[Extracted data entries]
+++

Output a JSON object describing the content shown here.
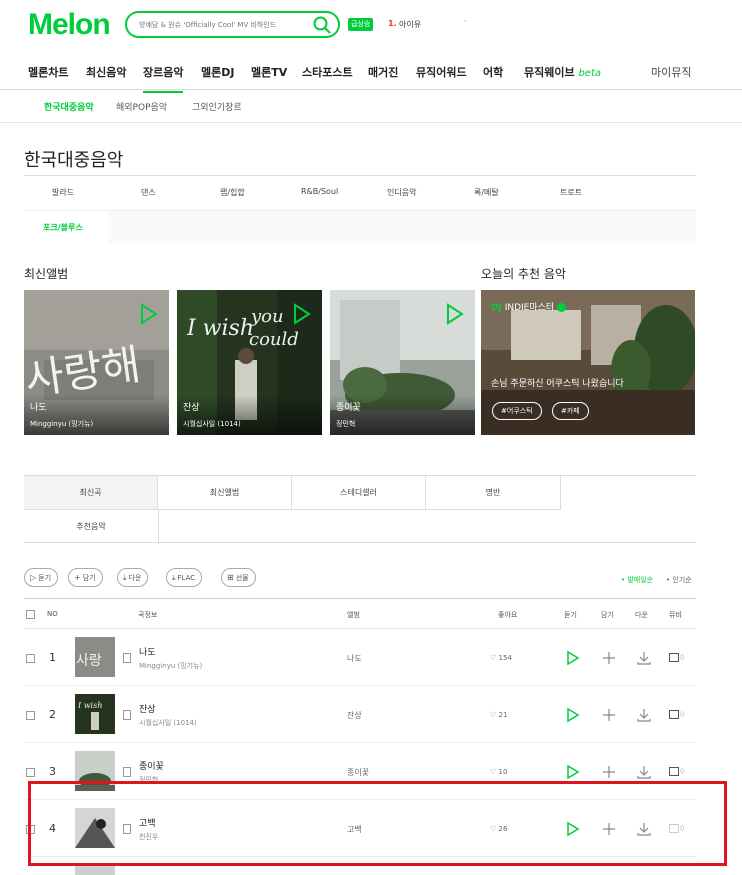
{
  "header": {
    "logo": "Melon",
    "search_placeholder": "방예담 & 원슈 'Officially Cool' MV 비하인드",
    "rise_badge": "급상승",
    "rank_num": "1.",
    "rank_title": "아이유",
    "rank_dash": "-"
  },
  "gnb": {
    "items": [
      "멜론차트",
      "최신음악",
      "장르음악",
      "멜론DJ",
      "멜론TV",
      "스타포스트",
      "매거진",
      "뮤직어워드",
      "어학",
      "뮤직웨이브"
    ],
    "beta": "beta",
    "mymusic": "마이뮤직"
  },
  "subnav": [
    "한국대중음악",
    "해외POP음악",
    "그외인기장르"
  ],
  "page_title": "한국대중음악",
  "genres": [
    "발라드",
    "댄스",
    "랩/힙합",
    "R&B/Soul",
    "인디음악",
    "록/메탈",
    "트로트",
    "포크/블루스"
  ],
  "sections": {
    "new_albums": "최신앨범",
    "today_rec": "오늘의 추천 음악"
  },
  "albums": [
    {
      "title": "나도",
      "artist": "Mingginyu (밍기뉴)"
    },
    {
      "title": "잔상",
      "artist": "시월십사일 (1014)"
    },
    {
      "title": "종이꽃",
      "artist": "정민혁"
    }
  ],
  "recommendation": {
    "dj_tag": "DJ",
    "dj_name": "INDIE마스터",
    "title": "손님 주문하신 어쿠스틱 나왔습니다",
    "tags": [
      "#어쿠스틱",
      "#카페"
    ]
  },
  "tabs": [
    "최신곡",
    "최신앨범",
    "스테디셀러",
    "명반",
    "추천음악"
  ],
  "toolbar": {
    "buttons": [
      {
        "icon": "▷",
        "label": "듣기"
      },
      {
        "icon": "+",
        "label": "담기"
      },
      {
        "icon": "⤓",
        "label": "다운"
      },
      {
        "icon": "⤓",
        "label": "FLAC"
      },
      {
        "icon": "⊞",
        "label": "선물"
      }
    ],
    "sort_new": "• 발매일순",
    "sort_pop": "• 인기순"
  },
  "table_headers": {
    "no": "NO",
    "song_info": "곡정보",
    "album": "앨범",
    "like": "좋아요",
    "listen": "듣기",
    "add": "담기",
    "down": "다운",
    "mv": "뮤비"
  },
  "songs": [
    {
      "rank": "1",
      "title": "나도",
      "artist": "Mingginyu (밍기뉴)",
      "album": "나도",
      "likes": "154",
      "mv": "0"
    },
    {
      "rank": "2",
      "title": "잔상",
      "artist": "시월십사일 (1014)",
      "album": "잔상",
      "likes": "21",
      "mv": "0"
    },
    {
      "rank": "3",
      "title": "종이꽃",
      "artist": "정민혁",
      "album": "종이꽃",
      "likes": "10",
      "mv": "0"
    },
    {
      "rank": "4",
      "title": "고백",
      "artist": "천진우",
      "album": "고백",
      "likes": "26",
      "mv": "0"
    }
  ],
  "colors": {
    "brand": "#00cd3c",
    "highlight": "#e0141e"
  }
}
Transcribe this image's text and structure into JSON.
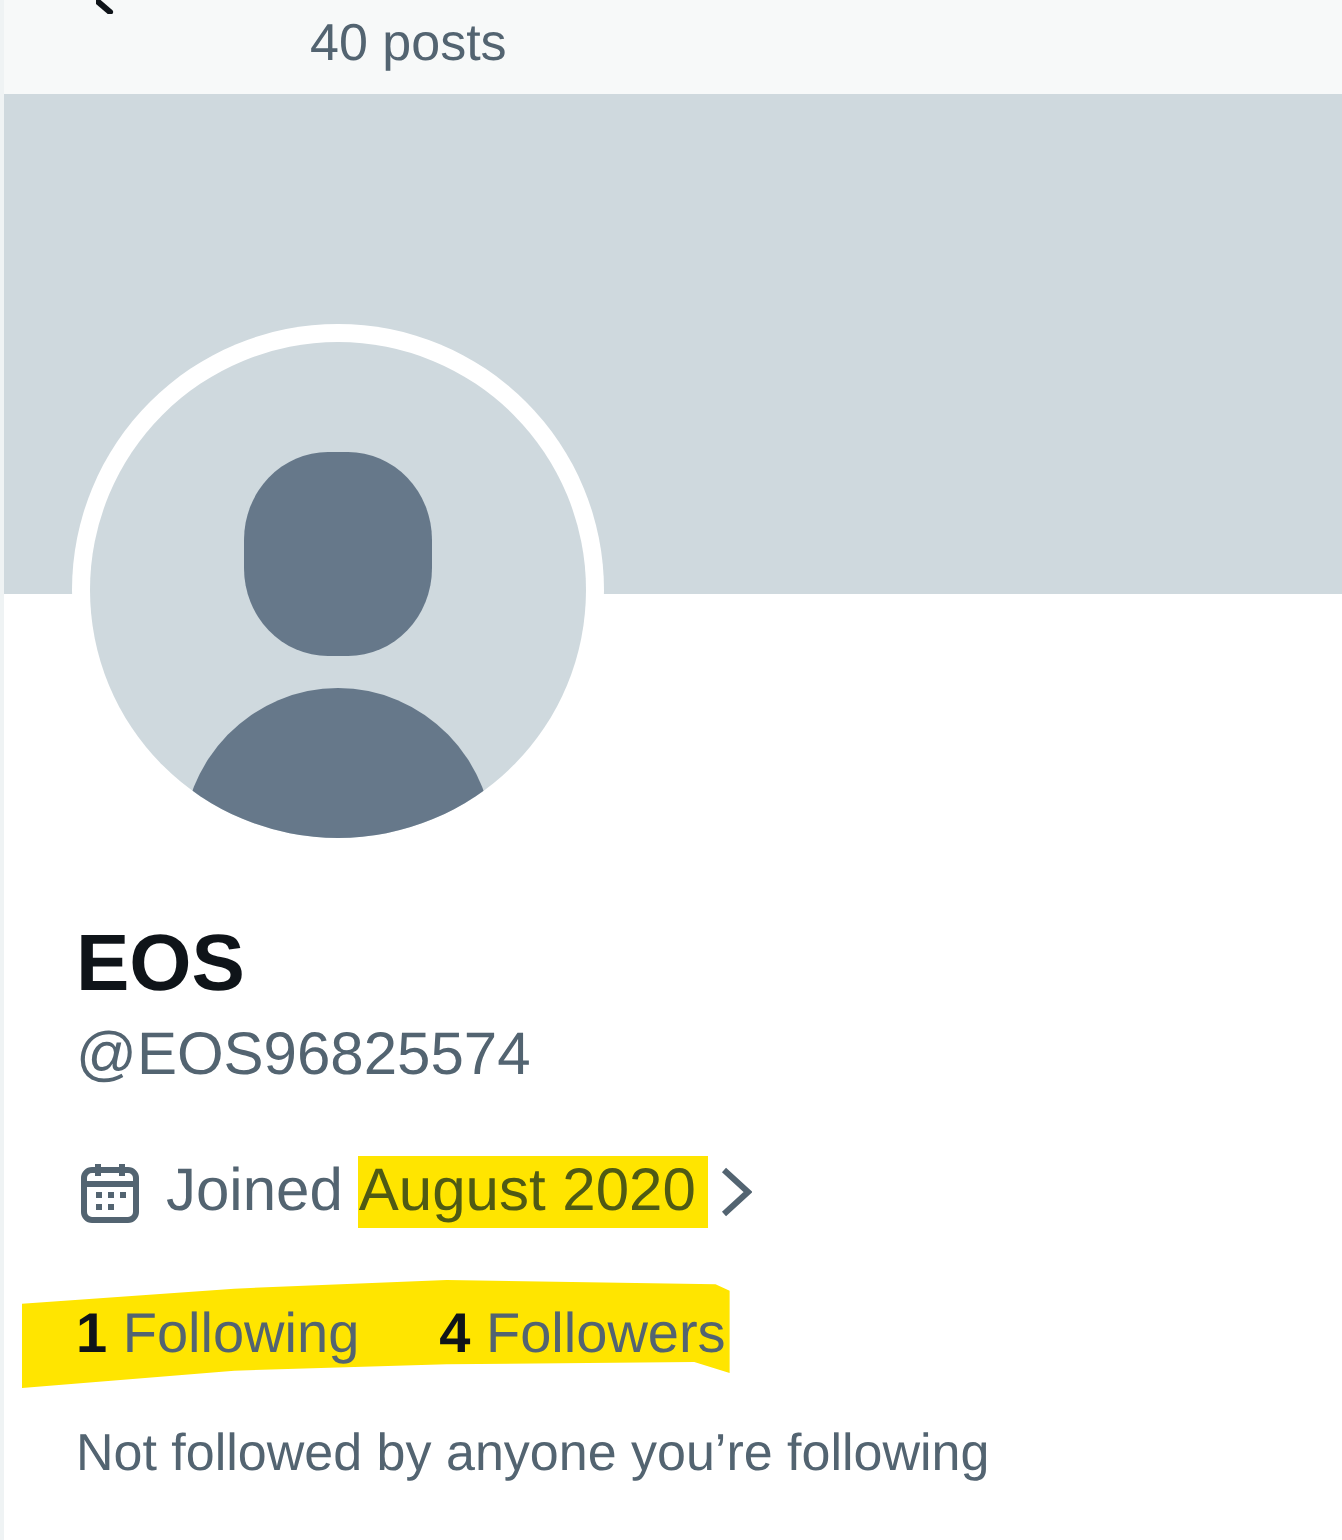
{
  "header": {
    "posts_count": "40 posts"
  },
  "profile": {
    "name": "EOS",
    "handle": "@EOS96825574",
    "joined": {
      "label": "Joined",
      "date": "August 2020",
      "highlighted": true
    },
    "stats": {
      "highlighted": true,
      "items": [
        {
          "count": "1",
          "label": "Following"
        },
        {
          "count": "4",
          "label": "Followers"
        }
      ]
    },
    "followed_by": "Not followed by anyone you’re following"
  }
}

+++

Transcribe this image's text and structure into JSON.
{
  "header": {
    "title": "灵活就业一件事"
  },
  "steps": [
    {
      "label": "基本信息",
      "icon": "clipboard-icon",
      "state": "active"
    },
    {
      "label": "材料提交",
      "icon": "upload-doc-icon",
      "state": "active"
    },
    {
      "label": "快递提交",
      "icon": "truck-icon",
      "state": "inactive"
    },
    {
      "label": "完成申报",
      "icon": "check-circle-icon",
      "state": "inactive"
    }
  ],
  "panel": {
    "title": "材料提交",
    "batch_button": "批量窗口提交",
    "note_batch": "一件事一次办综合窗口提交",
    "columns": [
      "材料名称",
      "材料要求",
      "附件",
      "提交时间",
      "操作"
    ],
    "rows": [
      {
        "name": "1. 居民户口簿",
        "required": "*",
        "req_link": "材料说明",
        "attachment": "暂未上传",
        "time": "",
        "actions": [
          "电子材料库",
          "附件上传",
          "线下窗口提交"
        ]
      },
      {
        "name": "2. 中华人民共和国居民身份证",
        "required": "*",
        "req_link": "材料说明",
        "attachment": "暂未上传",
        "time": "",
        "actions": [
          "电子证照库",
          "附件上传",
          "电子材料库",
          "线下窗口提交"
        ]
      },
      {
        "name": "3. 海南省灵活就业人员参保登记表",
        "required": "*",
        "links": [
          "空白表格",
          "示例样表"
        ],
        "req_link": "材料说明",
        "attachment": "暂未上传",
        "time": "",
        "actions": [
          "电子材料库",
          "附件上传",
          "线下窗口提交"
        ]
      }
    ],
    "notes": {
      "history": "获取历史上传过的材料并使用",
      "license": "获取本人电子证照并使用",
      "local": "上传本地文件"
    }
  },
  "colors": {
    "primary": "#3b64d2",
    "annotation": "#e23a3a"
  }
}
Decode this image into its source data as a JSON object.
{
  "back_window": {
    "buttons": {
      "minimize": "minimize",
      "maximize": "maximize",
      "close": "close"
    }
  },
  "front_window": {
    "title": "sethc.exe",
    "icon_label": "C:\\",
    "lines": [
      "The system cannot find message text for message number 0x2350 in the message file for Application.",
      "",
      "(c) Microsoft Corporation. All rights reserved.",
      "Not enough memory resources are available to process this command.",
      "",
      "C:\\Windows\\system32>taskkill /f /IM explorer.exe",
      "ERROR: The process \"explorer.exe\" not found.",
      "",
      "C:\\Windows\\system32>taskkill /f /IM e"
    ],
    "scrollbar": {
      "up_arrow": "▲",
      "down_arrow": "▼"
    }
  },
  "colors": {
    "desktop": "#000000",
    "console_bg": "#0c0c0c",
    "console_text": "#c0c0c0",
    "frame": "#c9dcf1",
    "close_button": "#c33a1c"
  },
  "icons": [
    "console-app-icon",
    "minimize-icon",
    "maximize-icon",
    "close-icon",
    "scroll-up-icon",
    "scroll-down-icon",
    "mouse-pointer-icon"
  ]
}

+++

Give the number of lines that carry the word "Windows", with nothing added.

2